# TO BE DONE:
Gather up all lines that carry the word "probe".

============

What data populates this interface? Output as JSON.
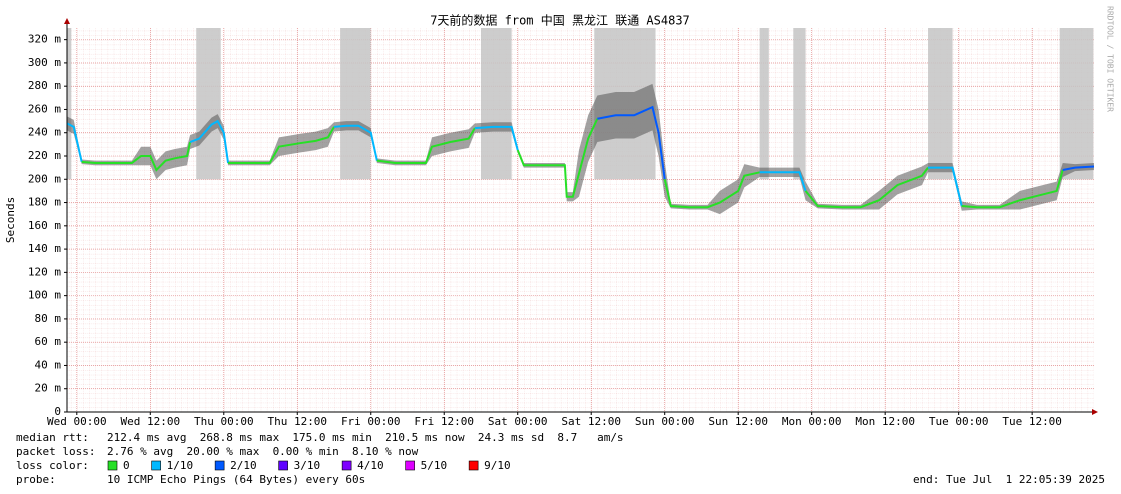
{
  "chart_data": {
    "type": "smokeping",
    "title": "7天前的数据 from 中国 黑龙江 联通 AS4837",
    "y_label": "Seconds",
    "watermark": "RRDTOOL / TOBI OETIKER",
    "xlim": [
      -1.6,
      166.1
    ],
    "xticks": [
      {
        "value": 0,
        "label": "Wed 00:00"
      },
      {
        "value": 12,
        "label": "Wed 12:00"
      },
      {
        "value": 24,
        "label": "Thu 00:00"
      },
      {
        "value": 36,
        "label": "Thu 12:00"
      },
      {
        "value": 48,
        "label": "Fri 00:00"
      },
      {
        "value": 60,
        "label": "Fri 12:00"
      },
      {
        "value": 72,
        "label": "Sat 00:00"
      },
      {
        "value": 84,
        "label": "Sat 12:00"
      },
      {
        "value": 96,
        "label": "Sun 00:00"
      },
      {
        "value": 108,
        "label": "Sun 12:00"
      },
      {
        "value": 120,
        "label": "Mon 00:00"
      },
      {
        "value": 132,
        "label": "Mon 12:00"
      },
      {
        "value": 144,
        "label": "Tue 00:00"
      },
      {
        "value": 156,
        "label": "Tue 12:00"
      }
    ],
    "ylim": [
      0,
      330
    ],
    "yticks": [
      0,
      {
        "value": 20,
        "label": "20 m"
      },
      {
        "value": 40,
        "label": "40 m"
      },
      {
        "value": 60,
        "label": "60 m"
      },
      {
        "value": 80,
        "label": "80 m"
      },
      {
        "value": 100,
        "label": "100 m"
      },
      {
        "value": 120,
        "label": "120 m"
      },
      {
        "value": 140,
        "label": "140 m"
      },
      {
        "value": 160,
        "label": "160 m"
      },
      {
        "value": 180,
        "label": "180 m"
      },
      {
        "value": 200,
        "label": "200 m"
      },
      {
        "value": 220,
        "label": "220 m"
      },
      {
        "value": 240,
        "label": "240 m"
      },
      {
        "value": 260,
        "label": "260 m"
      },
      {
        "value": 280,
        "label": "280 m"
      },
      {
        "value": 300,
        "label": "300 m"
      },
      {
        "value": 320,
        "label": "320 m"
      }
    ],
    "grid": true,
    "x": [
      -1.6,
      -0.5,
      0.8,
      3,
      6,
      9,
      10.5,
      12,
      13,
      14.5,
      16,
      18,
      18.5,
      20,
      22,
      23,
      24,
      24.7,
      28,
      31.5,
      33,
      36.4,
      39,
      41,
      42,
      44,
      46,
      48,
      49,
      52,
      57,
      58,
      61,
      64,
      65,
      68,
      71,
      72,
      73,
      76,
      79.7,
      80,
      81,
      82,
      83.5,
      85,
      88,
      91,
      94,
      95,
      96,
      97,
      100,
      103,
      105,
      108,
      109,
      111.5,
      115,
      118,
      119,
      121,
      125,
      128,
      131,
      134,
      138,
      139,
      141,
      143,
      144.5,
      147,
      150.7,
      154,
      157,
      160,
      161,
      163,
      166.1
    ],
    "values": [
      248,
      245,
      215,
      214,
      214,
      214,
      220,
      220,
      208,
      216,
      218,
      220,
      232,
      235,
      247,
      250,
      240,
      214,
      214,
      214,
      228,
      231,
      233,
      236,
      245,
      246,
      246,
      240,
      216,
      214,
      214,
      228,
      232,
      235,
      244,
      245,
      245,
      225,
      212,
      212,
      212,
      185,
      185,
      205,
      235,
      252,
      255,
      255,
      262,
      240,
      200,
      177,
      176,
      176,
      180,
      190,
      203,
      206,
      206,
      206,
      190,
      177,
      176,
      176,
      182,
      195,
      203,
      210,
      210,
      210,
      177,
      176,
      176,
      182,
      186,
      190,
      208,
      210,
      211
    ],
    "smoke_low": [
      242,
      239,
      213,
      212,
      212,
      212,
      212,
      212,
      200,
      208,
      210,
      212,
      226,
      229,
      241,
      244,
      234,
      212,
      212,
      212,
      220,
      223,
      225,
      228,
      241,
      242,
      242,
      236,
      214,
      212,
      212,
      220,
      224,
      227,
      240,
      241,
      241,
      223,
      210,
      210,
      210,
      181,
      181,
      185,
      215,
      232,
      235,
      235,
      242,
      220,
      185,
      175,
      174,
      174,
      170,
      180,
      193,
      202,
      202,
      202,
      182,
      175,
      174,
      174,
      174,
      187,
      195,
      206,
      206,
      206,
      173,
      174,
      174,
      174,
      178,
      182,
      202,
      207,
      208
    ],
    "smoke_high": [
      254,
      251,
      217,
      216,
      216,
      216,
      228,
      228,
      216,
      224,
      226,
      228,
      238,
      241,
      253,
      256,
      246,
      216,
      216,
      216,
      236,
      239,
      241,
      244,
      249,
      250,
      250,
      244,
      218,
      216,
      216,
      236,
      240,
      243,
      248,
      249,
      249,
      227,
      214,
      214,
      214,
      189,
      189,
      225,
      255,
      272,
      275,
      275,
      282,
      260,
      215,
      179,
      178,
      178,
      190,
      200,
      213,
      210,
      210,
      210,
      198,
      179,
      178,
      178,
      190,
      203,
      211,
      214,
      214,
      214,
      181,
      178,
      178,
      190,
      194,
      198,
      214,
      213,
      214
    ],
    "loss": [
      1,
      1,
      0,
      0,
      0,
      0,
      0,
      0,
      0,
      0,
      0,
      0,
      1,
      1,
      1,
      1,
      1,
      0,
      0,
      0,
      0,
      0,
      0,
      0,
      1,
      1,
      1,
      1,
      0,
      0,
      0,
      0,
      0,
      0,
      1,
      1,
      1,
      0,
      0,
      0,
      0,
      0,
      0,
      0,
      0,
      2,
      2,
      2,
      2,
      2,
      0,
      0,
      0,
      0,
      0,
      0,
      0,
      1,
      1,
      1,
      0,
      0,
      0,
      0,
      0,
      0,
      0,
      1,
      1,
      1,
      0,
      0,
      0,
      0,
      0,
      0,
      2,
      2,
      2
    ],
    "loss_spikes": [
      [
        -1.6,
        -0.9
      ],
      [
        19.5,
        23.5
      ],
      [
        43,
        48
      ],
      [
        66,
        71
      ],
      [
        84.5,
        94.5
      ],
      [
        111.5,
        113
      ],
      [
        117,
        119
      ],
      [
        139,
        143
      ],
      [
        160.5,
        166
      ]
    ],
    "stats": [
      {
        "label": "median rtt:",
        "text": "212.4 ms avg  268.8 ms max  175.0 ms min  210.5 ms now  24.3 ms sd  8.7   am/s"
      },
      {
        "label": "packet loss:",
        "text": "2.76 % avg  20.00 % max  0.00 % min  8.10 % now"
      }
    ],
    "loss_color_label": "loss color:",
    "loss_colors": [
      {
        "label": "0",
        "color": "#26e026"
      },
      {
        "label": "1/10",
        "color": "#00b8ff"
      },
      {
        "label": "2/10",
        "color": "#0059ff"
      },
      {
        "label": "3/10",
        "color": "#5e00ff"
      },
      {
        "label": "4/10",
        "color": "#7e00ff"
      },
      {
        "label": "5/10",
        "color": "#dd00ff"
      },
      {
        "label": "9/10",
        "color": "#ff0000"
      }
    ],
    "probe_label": "probe:",
    "probe": "10 ICMP Echo Pings (64 Bytes) every 60s",
    "end": "end: Tue Jul  1 22:05:39 2025"
  }
}
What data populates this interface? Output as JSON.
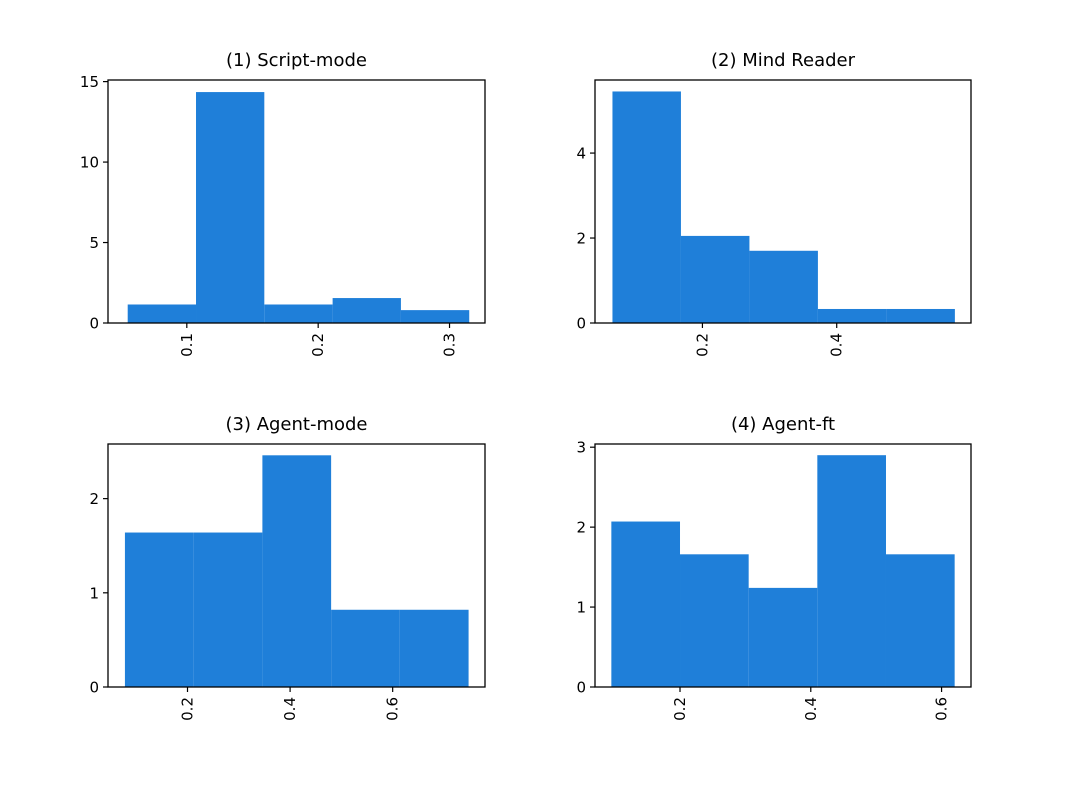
{
  "figure": {
    "bar_color": "#1f7fd9",
    "background": "#ffffff"
  },
  "chart_data": [
    {
      "type": "bar",
      "title": "(1) Script-mode",
      "bin_edges": [
        0.055,
        0.107,
        0.159,
        0.211,
        0.263,
        0.315
      ],
      "values": [
        1.15,
        14.35,
        1.15,
        1.55,
        0.8
      ],
      "xlim": [
        0.04,
        0.327
      ],
      "ylim": [
        0,
        15.1
      ],
      "xticks": [
        0.1,
        0.2,
        0.3
      ],
      "xtick_labels": [
        "0.1",
        "0.2",
        "0.3"
      ],
      "yticks": [
        0,
        5,
        10,
        15
      ],
      "ytick_labels": [
        "0",
        "5",
        "10",
        "15"
      ],
      "xlabel": "",
      "ylabel": "",
      "grid": false
    },
    {
      "type": "bar",
      "title": "(2) Mind Reader",
      "bin_edges": [
        0.066,
        0.168,
        0.27,
        0.372,
        0.474,
        0.576
      ],
      "values": [
        5.45,
        2.05,
        1.7,
        0.33,
        0.33
      ],
      "xlim": [
        0.04,
        0.6
      ],
      "ylim": [
        0,
        5.72
      ],
      "xticks": [
        0.2,
        0.4
      ],
      "xtick_labels": [
        "0.2",
        "0.4"
      ],
      "yticks": [
        0,
        2,
        4
      ],
      "ytick_labels": [
        "0",
        "2",
        "4"
      ],
      "xlabel": "",
      "ylabel": "",
      "grid": false
    },
    {
      "type": "bar",
      "title": "(3) Agent-mode",
      "bin_edges": [
        0.078,
        0.212,
        0.346,
        0.48,
        0.614,
        0.748
      ],
      "values": [
        1.64,
        1.64,
        2.46,
        0.82,
        0.82
      ],
      "xlim": [
        0.045,
        0.78
      ],
      "ylim": [
        0,
        2.58
      ],
      "xticks": [
        0.2,
        0.4,
        0.6
      ],
      "xtick_labels": [
        "0.2",
        "0.4",
        "0.6"
      ],
      "yticks": [
        0,
        1,
        2
      ],
      "ytick_labels": [
        "0",
        "1",
        "2"
      ],
      "xlabel": "",
      "ylabel": "",
      "grid": false
    },
    {
      "type": "bar",
      "title": "(4) Agent-ft",
      "bin_edges": [
        0.095,
        0.2,
        0.305,
        0.41,
        0.515,
        0.62
      ],
      "values": [
        2.07,
        1.66,
        1.24,
        2.9,
        1.66
      ],
      "xlim": [
        0.07,
        0.645
      ],
      "ylim": [
        0,
        3.04
      ],
      "xticks": [
        0.2,
        0.4,
        0.6
      ],
      "xtick_labels": [
        "0.2",
        "0.4",
        "0.6"
      ],
      "yticks": [
        0,
        1,
        2,
        3
      ],
      "ytick_labels": [
        "0",
        "1",
        "2",
        "3"
      ],
      "xlabel": "",
      "ylabel": "",
      "grid": false
    }
  ]
}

============

# RESPONSE BELOW:
    "probe_label": "probe:",
    "probe": "10 ICMP Echo Pings (64 Bytes) every 60s",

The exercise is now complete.